***** RECORDS FOR THIS TASK

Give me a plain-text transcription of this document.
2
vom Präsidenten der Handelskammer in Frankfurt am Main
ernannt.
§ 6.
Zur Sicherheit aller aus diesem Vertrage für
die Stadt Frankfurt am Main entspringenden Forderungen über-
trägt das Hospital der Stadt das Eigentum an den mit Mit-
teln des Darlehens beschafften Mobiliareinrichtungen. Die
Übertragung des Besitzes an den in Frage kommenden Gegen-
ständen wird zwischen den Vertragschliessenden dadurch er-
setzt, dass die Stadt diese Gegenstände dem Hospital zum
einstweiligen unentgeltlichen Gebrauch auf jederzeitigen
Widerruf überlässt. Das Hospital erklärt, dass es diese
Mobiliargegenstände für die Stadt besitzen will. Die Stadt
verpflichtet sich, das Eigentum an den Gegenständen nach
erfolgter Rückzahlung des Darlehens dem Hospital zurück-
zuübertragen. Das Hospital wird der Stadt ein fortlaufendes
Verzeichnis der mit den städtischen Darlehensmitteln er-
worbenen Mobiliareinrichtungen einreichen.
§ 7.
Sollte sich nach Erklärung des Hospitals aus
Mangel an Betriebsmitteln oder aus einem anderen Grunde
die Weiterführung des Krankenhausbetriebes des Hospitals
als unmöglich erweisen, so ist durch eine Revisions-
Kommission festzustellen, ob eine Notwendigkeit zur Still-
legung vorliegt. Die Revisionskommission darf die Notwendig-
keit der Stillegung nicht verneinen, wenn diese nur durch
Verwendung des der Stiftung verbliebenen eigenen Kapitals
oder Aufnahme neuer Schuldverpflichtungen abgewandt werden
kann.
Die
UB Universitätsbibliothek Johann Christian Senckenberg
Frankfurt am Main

**********

▶ **EXERCISE**: Output all of the data again. Match it exactly.

▶ **RESULT FOR THIS TASK**:
Give me a plain-text transcription of this document.
2
vom Präsidenten der Handelskammer in Frankfurt am Main
ernannt.
§ 6.
Zur Sicherheit aller aus diesem Vertrage für
die Stadt Frankfurt am Main entspringenden Forderungen über-
trägt das Hospital der Stadt das Eigentum an den mit Mit-
teln des Darlehens beschafften Mobiliareinrichtungen. Die
Übertragung des Besitzes an den in Frage kommenden Gegen-
ständen wird zwischen den Vertragschliessenden dadurch er-
setzt, dass die Stadt diese Gegenstände dem Hospital zum
einstweiligen unentgeltlichen Gebrauch auf jederzeitigen
Widerruf überlässt. Das Hospital erklärt, dass es diese
Mobiliargegenstände für die Stadt besitzen will. Die Stadt
verpflichtet sich, das Eigentum an den Gegenständen nach
erfolgter Rückzahlung des Darlehens dem Hospital zurück-
zuübertragen. Das Hospital wird der Stadt ein fortlaufendes
Verzeichnis der mit den städtischen Darlehensmitteln er-
worbenen Mobiliareinrichtungen einreichen.
§ 7.
Sollte sich nach Erklärung des Hospitals aus
Mangel an Betriebsmitteln oder aus einem anderen Grunde
die Weiterführung des Krankenhausbetriebes des Hospitals
als unmöglich erweisen, so ist durch eine Revisions-
Kommission festzustellen, ob eine Notwendigkeit zur Still-
legung vorliegt. Die Revisionskommission darf die Notwendig-
keit der Stillegung nicht verneinen, wenn diese nur durch
Verwendung des der Stiftung verbliebenen eigenen Kapitals
oder Aufnahme neuer Schuldverpflichtungen abgewandt werden
kann.
Die
UB Universitätsbibliothek Johann Christian Senckenberg
Frankfurt am Main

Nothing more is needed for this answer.